INSTRUCTION:
Find the lines containing the word "logo" and copy every one of them.

EXERCISE INPUTS:

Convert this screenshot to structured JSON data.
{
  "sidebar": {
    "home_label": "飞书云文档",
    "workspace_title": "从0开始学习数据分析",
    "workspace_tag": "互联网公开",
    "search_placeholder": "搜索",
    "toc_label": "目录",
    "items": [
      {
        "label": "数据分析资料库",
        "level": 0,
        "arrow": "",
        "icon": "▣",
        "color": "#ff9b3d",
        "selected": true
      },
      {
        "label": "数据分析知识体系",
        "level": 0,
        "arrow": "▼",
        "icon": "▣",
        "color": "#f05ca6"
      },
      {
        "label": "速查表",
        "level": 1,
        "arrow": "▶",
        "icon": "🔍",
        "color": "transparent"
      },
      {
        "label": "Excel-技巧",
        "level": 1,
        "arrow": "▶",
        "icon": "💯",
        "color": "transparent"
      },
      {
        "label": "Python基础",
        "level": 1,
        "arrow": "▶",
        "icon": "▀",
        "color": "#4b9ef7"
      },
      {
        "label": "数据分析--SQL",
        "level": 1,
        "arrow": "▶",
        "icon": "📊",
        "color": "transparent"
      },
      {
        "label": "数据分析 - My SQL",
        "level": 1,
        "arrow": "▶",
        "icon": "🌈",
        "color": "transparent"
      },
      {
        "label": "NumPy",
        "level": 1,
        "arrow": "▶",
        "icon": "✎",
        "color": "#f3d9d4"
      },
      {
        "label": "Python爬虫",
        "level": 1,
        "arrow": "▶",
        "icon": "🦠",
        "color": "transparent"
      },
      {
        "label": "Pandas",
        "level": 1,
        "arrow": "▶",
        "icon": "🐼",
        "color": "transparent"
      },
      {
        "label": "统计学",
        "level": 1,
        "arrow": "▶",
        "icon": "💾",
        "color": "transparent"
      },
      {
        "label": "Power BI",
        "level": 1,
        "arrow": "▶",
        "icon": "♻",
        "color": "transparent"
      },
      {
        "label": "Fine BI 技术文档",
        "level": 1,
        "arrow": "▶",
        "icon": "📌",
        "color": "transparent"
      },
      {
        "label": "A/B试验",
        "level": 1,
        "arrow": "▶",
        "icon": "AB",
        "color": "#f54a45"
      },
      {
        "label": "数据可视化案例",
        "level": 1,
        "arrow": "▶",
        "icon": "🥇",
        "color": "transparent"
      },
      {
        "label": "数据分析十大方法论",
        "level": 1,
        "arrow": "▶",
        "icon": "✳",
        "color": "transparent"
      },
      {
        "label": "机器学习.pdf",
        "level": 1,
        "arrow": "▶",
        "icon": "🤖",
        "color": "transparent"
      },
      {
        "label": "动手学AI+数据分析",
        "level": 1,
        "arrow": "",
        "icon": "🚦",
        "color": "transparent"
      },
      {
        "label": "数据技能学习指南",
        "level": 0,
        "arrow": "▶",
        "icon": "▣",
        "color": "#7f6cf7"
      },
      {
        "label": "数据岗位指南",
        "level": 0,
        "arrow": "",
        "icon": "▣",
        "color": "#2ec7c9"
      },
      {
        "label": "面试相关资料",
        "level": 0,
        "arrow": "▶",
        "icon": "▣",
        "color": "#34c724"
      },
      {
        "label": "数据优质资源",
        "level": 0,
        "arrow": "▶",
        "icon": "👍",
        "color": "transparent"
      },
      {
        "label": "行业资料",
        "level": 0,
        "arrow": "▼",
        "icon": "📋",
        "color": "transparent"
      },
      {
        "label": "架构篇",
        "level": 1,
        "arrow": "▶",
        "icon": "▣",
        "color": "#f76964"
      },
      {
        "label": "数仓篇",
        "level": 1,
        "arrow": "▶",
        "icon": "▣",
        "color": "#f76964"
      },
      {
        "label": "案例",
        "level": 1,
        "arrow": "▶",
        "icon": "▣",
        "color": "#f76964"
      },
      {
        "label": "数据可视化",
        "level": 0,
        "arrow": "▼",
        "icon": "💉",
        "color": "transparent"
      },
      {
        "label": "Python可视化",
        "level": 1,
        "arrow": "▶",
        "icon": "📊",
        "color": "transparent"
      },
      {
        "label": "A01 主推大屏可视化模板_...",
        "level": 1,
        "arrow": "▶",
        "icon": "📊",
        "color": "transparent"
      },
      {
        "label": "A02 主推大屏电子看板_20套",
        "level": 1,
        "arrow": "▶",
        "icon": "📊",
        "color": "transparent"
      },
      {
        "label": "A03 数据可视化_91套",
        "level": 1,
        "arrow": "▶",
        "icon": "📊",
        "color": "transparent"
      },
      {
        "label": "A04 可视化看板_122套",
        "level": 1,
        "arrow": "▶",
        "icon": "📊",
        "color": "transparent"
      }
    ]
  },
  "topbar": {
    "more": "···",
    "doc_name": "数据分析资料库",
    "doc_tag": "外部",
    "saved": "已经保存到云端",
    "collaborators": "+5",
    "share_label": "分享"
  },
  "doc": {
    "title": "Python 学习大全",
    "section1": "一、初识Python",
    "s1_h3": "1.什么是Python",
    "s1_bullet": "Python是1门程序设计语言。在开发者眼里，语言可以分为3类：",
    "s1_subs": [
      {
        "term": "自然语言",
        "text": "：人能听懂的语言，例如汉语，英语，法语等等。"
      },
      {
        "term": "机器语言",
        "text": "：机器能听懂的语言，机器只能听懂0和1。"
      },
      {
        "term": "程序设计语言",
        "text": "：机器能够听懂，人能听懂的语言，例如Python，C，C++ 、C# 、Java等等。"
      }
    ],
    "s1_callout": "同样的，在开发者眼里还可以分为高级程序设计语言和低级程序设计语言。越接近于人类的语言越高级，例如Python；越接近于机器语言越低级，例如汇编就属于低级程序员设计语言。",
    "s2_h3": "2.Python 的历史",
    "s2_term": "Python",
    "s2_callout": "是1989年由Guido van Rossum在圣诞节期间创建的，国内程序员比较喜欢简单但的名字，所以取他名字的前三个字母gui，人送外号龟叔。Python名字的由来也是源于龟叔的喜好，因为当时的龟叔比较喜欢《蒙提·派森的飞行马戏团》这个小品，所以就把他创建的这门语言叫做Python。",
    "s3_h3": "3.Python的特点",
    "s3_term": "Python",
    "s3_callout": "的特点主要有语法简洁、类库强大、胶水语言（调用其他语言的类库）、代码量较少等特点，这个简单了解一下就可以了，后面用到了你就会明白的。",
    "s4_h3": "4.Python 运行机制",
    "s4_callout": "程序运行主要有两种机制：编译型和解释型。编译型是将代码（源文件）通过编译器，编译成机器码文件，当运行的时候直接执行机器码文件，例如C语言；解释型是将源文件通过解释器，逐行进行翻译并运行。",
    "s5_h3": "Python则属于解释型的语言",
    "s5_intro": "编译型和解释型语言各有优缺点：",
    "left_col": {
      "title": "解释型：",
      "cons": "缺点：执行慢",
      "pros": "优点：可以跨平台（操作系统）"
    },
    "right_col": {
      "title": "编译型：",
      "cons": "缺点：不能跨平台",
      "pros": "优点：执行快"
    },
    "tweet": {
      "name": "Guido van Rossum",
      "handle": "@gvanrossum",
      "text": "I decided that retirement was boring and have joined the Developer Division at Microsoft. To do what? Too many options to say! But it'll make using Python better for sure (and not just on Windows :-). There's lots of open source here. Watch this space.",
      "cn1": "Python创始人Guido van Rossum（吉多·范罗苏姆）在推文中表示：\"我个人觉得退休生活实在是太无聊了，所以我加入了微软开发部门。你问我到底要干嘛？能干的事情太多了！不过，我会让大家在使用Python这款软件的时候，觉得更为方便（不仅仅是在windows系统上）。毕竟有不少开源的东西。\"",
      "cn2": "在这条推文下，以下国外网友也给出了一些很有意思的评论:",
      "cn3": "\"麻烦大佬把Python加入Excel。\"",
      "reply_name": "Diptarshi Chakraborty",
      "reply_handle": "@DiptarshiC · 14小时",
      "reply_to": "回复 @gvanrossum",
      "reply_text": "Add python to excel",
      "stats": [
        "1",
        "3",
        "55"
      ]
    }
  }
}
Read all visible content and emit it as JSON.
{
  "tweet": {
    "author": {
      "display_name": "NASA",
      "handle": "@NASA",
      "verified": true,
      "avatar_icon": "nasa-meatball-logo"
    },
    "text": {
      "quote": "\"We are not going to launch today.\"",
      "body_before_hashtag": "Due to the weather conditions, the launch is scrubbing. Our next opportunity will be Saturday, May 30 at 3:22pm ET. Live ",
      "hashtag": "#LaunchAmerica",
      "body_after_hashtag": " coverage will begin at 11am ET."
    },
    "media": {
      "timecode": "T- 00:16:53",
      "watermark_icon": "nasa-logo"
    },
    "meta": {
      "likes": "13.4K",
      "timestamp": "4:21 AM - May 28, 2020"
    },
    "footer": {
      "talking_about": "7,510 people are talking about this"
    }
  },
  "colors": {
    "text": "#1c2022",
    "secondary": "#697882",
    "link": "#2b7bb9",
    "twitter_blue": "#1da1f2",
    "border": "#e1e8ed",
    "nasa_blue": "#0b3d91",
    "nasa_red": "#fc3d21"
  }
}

FINAL ANSWER:
      "avatar_icon": "nasa-meatball-logo"
      "watermark_icon": "nasa-logo"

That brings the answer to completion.